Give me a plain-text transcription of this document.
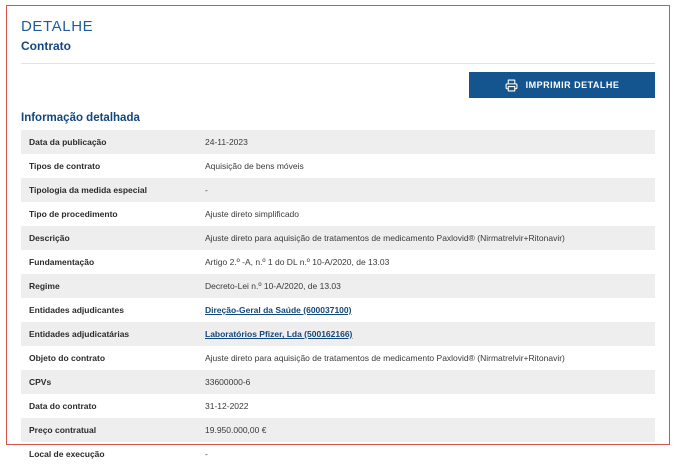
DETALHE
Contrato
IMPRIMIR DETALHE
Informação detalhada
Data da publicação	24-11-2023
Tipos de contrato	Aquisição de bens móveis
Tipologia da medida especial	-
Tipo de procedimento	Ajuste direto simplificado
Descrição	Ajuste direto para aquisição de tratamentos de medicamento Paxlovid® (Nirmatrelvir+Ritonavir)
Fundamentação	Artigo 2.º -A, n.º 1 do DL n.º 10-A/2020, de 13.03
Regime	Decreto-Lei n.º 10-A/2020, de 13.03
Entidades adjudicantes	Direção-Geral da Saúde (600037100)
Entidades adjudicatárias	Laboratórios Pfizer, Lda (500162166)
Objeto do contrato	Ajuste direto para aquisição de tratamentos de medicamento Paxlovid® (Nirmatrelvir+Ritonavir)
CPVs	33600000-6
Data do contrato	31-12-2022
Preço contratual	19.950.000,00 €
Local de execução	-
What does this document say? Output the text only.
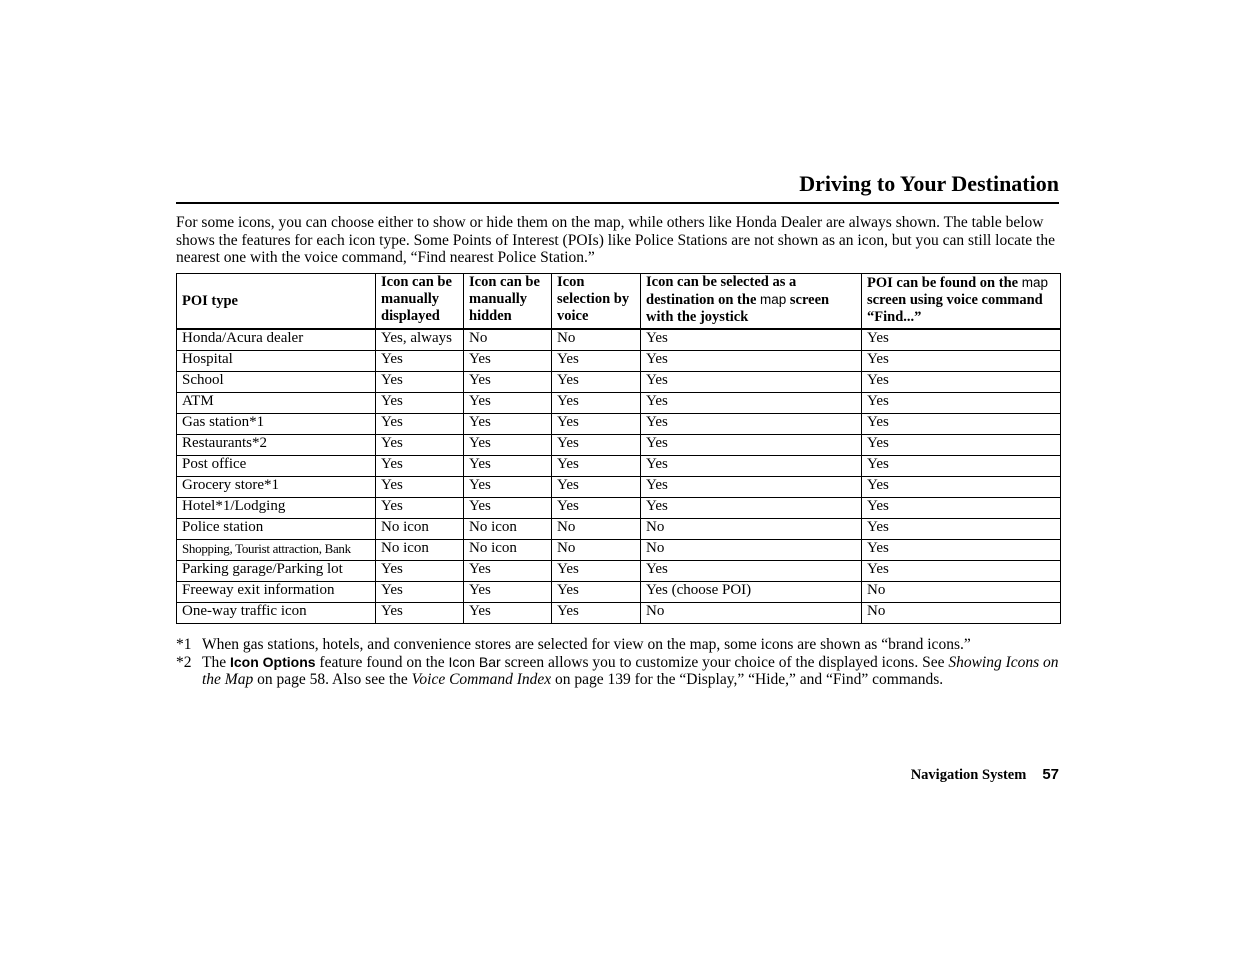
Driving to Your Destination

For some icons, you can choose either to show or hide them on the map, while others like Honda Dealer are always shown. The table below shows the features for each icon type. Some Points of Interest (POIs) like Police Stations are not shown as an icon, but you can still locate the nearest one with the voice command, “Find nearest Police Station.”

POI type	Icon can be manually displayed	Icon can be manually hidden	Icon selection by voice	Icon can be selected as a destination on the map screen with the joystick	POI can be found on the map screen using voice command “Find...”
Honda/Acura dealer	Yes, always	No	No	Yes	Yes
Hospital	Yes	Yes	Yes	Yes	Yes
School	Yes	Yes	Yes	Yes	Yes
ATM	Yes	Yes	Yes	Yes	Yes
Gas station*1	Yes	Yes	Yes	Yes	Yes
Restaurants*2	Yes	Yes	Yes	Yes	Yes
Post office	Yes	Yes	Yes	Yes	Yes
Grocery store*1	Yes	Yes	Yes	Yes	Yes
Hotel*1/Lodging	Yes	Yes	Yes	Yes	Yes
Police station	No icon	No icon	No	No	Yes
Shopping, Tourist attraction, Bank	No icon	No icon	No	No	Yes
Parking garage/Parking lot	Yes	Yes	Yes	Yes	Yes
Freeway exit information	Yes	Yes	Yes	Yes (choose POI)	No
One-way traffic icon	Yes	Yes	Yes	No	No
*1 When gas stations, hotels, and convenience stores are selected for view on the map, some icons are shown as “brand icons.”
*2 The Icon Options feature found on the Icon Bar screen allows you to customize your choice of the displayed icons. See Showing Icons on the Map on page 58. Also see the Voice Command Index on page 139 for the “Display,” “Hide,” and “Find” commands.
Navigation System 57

————————

- WHAT YOU ARE ASKED TO DO -
Which lines in the listing above hold the word "tratamentos"? Show each of them.

- FINISHED ANSWER -
Descrição	Ajuste direto para aquisição de tratamentos de medicamento Paxlovid® (Nirmatrelvir+Ritonavir)
Objeto do contrato	Ajuste direto para aquisição de tratamentos de medicamento Paxlovid® (Nirmatrelvir+Ritonavir)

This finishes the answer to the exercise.